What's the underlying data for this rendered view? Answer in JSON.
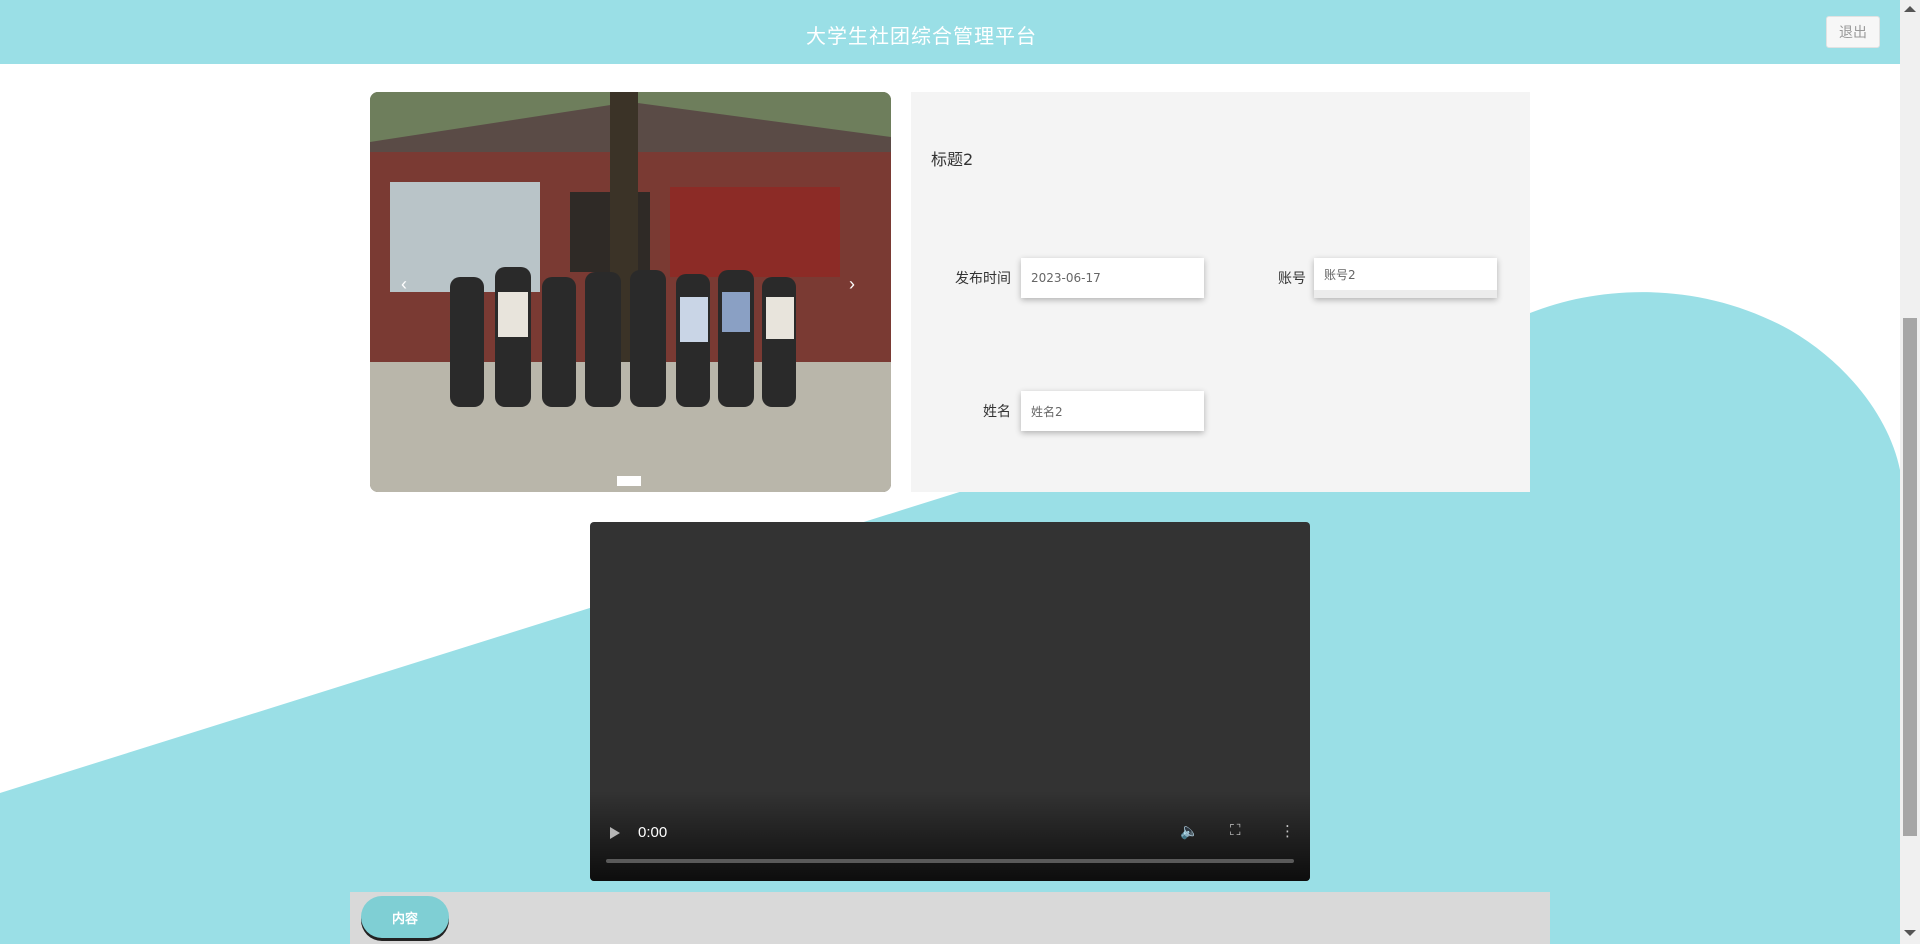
{
  "header": {
    "title": "大学生社团综合管理平台",
    "logout_label": "退出"
  },
  "carousel": {
    "prev_icon": "‹",
    "next_icon": "›"
  },
  "detail": {
    "heading": "标题2",
    "fields": [
      {
        "label": "发布时间",
        "value": "2023-06-17"
      },
      {
        "label": "账号",
        "value": "账号2"
      },
      {
        "label": "姓名",
        "value": "姓名2"
      }
    ]
  },
  "video": {
    "time": "0:00"
  },
  "content": {
    "tab_label": "内容"
  },
  "colors": {
    "accent": "#9adfe6",
    "tab": "#7fcfd4"
  }
}
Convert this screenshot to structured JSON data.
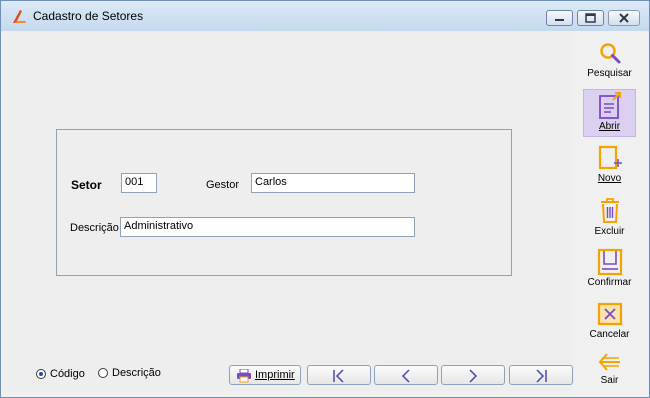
******
- Set task
Write out the records above exactly as they appear, leaving out any pictures.

- Solution to this problem
What's the underlying data for this rendered view? Answer in JSON.
{
  "header": {
    "title": "大学生社团综合管理平台",
    "logout_label": "退出"
  },
  "carousel": {
    "prev_icon": "‹",
    "next_icon": "›"
  },
  "detail": {
    "heading": "标题2",
    "fields": [
      {
        "label": "发布时间",
        "value": "2023-06-17"
      },
      {
        "label": "账号",
        "value": "账号2"
      },
      {
        "label": "姓名",
        "value": "姓名2"
      }
    ]
  },
  "video": {
    "time": "0:00"
  },
  "content": {
    "tab_label": "内容"
  },
  "colors": {
    "accent": "#9adfe6",
    "tab": "#7fcfd4"
  }
}
Convert this screenshot to structured JSON data.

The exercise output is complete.